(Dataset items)
....................

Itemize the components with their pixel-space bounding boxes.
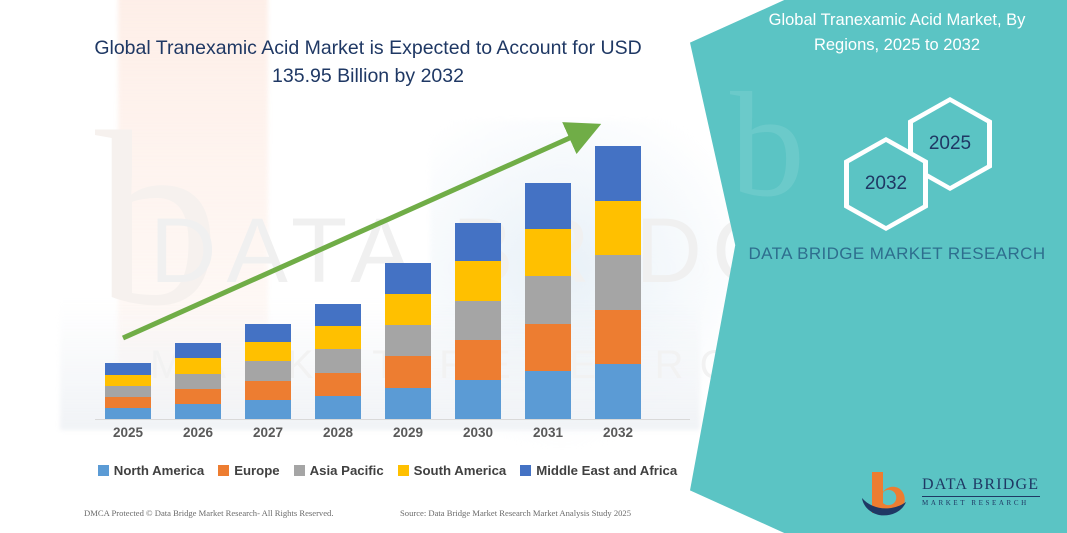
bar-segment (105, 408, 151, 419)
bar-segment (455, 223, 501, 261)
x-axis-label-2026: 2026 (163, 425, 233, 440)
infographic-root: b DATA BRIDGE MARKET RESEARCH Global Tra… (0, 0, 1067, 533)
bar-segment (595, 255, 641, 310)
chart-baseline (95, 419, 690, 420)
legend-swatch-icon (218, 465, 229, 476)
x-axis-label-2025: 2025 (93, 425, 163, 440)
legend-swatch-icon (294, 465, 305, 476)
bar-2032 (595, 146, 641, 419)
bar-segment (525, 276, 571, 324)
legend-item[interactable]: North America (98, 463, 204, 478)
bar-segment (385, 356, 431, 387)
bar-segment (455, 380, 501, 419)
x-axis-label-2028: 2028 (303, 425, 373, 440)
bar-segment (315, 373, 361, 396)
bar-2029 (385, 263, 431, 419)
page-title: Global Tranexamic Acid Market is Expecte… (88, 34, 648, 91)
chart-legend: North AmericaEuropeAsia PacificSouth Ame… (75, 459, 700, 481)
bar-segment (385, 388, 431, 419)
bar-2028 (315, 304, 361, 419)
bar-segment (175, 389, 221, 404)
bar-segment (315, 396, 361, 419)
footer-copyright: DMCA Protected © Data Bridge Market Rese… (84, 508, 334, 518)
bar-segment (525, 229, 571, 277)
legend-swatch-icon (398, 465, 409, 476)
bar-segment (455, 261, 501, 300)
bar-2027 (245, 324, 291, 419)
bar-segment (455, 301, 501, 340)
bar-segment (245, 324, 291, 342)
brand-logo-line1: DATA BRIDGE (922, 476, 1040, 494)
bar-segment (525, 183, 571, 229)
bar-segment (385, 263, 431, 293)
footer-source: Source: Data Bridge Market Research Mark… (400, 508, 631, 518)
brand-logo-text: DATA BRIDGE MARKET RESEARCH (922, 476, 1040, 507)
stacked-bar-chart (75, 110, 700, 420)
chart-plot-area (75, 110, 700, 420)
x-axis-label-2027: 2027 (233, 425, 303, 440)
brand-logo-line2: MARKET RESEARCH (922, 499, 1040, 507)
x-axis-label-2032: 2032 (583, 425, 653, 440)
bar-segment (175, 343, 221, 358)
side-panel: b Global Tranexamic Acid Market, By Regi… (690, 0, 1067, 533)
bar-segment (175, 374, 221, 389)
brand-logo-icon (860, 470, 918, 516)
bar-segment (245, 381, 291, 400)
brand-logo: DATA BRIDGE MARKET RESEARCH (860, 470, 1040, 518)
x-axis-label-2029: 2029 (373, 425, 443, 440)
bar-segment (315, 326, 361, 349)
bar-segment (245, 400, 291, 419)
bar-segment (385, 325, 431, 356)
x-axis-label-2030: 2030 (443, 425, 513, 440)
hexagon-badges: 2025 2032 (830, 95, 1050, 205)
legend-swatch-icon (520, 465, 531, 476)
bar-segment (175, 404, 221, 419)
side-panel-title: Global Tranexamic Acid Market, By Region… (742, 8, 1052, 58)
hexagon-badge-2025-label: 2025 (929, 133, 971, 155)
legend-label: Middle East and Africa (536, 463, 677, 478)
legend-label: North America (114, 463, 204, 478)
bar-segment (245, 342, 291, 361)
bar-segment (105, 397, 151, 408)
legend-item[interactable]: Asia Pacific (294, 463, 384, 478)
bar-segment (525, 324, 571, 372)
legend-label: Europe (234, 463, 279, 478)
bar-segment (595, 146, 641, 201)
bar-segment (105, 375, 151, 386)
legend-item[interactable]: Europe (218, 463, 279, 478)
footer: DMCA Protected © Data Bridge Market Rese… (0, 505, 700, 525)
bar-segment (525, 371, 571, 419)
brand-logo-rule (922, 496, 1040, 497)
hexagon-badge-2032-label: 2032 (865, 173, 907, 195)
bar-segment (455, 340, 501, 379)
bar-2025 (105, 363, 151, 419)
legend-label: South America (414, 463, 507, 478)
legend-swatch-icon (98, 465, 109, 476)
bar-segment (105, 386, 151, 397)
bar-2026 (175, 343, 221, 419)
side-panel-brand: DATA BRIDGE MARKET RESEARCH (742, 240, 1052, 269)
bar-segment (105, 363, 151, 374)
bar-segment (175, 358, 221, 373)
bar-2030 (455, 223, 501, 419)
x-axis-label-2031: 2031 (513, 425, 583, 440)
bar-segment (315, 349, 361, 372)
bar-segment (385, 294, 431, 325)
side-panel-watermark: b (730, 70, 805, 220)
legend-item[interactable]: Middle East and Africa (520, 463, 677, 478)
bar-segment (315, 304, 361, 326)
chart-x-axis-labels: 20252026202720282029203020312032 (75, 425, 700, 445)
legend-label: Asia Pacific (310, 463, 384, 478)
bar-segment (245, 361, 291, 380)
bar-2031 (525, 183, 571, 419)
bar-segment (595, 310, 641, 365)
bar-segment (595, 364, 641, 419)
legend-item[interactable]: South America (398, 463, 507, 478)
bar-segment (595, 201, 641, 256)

....................

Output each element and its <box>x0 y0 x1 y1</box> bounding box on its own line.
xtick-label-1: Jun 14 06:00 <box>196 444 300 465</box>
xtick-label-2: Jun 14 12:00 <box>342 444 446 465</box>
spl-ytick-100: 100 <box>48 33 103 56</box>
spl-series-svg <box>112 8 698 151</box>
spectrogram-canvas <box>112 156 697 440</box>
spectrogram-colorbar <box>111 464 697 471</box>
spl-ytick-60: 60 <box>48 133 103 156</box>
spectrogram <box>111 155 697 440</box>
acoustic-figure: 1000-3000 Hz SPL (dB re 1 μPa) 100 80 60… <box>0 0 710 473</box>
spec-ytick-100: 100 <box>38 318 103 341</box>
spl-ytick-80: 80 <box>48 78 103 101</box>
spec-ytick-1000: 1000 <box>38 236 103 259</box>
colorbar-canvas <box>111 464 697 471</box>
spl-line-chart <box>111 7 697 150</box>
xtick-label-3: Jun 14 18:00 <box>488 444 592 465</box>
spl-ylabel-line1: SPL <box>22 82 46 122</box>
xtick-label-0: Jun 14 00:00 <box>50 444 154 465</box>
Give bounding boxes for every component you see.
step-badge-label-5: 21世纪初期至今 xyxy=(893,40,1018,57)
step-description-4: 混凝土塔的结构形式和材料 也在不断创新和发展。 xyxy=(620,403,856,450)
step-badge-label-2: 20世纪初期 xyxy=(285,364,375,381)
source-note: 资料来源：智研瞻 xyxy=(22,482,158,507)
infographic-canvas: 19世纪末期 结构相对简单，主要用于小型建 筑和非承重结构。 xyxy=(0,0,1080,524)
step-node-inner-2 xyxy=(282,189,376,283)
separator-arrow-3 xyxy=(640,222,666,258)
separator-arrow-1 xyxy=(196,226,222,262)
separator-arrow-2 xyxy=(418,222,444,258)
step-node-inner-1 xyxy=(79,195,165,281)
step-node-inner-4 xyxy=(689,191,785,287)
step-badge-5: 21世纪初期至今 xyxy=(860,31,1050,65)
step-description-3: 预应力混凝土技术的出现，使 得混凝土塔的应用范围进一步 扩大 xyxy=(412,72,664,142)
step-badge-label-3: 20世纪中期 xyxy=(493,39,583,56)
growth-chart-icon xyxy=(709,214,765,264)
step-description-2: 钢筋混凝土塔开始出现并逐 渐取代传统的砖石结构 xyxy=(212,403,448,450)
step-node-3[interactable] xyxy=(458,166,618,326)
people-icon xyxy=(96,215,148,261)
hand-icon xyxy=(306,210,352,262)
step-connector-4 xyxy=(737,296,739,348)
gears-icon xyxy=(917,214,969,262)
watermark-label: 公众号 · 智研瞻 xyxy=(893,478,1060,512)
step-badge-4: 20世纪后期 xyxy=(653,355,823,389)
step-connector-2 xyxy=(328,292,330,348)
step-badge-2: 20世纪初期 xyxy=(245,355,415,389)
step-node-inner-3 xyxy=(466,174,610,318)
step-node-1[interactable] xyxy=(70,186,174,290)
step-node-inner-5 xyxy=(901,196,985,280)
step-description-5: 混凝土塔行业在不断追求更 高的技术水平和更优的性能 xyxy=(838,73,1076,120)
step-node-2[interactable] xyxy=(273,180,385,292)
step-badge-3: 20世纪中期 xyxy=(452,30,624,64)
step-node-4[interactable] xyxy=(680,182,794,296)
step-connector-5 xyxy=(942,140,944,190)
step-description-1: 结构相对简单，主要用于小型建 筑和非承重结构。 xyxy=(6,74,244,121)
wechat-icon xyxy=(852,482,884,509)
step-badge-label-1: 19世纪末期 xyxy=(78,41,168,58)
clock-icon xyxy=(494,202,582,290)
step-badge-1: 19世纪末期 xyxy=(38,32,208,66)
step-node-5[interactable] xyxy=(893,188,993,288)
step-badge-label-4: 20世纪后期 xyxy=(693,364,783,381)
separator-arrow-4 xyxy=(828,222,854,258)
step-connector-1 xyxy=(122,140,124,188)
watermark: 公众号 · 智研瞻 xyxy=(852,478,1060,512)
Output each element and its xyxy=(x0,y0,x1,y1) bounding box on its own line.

....................

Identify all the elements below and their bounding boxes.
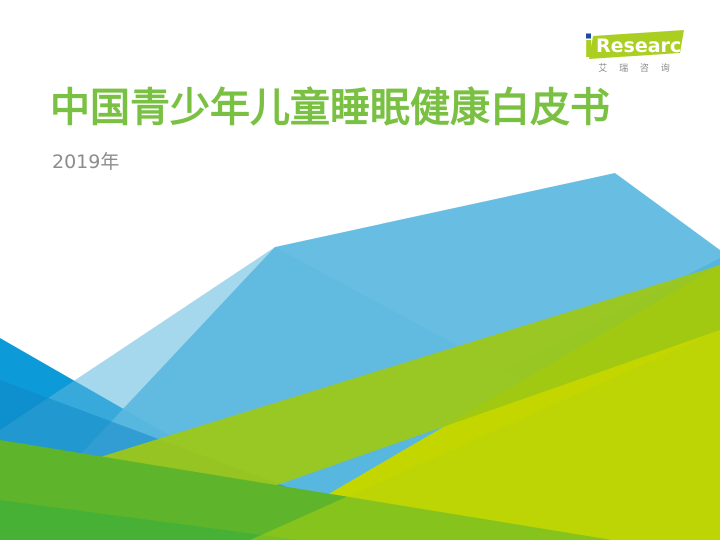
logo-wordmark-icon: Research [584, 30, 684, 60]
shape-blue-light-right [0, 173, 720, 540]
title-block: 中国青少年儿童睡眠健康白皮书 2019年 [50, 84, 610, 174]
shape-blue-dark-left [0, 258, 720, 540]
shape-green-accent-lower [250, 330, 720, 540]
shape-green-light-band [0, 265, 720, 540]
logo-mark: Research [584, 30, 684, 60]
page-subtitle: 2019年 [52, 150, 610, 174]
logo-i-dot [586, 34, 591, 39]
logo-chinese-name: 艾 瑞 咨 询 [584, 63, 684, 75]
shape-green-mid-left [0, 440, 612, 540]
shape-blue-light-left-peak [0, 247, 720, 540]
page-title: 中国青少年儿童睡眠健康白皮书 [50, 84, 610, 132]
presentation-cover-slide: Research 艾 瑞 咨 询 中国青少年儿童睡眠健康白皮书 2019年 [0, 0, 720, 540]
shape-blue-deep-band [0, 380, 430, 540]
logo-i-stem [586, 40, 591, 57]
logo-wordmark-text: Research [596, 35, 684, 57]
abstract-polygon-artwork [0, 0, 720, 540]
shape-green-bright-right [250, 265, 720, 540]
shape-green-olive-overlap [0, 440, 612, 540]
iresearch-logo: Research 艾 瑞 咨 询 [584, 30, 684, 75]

....................

> **Task to complete**
Return the portion of the listing that opens with the line containing "Identify all the" and closes with the line containing "iresearch-logo: Research 艾", reproducing every line verbatim with both boundary lines included. Leave the pictures out of your answer.

> **Output**
Identify all the elements below and their bounding boxes.
logo-wordmark-icon: Research [584, 30, 684, 60]
shape-blue-light-right [0, 173, 720, 540]
title-block: 中国青少年儿童睡眠健康白皮书 2019年 [50, 84, 610, 174]
shape-blue-dark-left [0, 258, 720, 540]
shape-green-accent-lower [250, 330, 720, 540]
shape-green-light-band [0, 265, 720, 540]
logo-mark: Research [584, 30, 684, 60]
page-subtitle: 2019年 [52, 150, 610, 174]
logo-i-dot [586, 34, 591, 39]
logo-chinese-name: 艾 瑞 咨 询 [584, 63, 684, 75]
shape-green-mid-left [0, 440, 612, 540]
shape-blue-light-left-peak [0, 247, 720, 540]
page-title: 中国青少年儿童睡眠健康白皮书 [50, 84, 610, 132]
presentation-cover-slide: Research 艾 瑞 咨 询 中国青少年儿童睡眠健康白皮书 2019年 [0, 0, 720, 540]
shape-blue-deep-band [0, 380, 430, 540]
logo-i-stem [586, 40, 591, 57]
logo-wordmark-text: Research [596, 35, 684, 57]
abstract-polygon-artwork [0, 0, 720, 540]
shape-green-bright-right [250, 265, 720, 540]
shape-green-olive-overlap [0, 440, 612, 540]
iresearch-logo: Research 艾 瑞 咨 询 [584, 30, 684, 75]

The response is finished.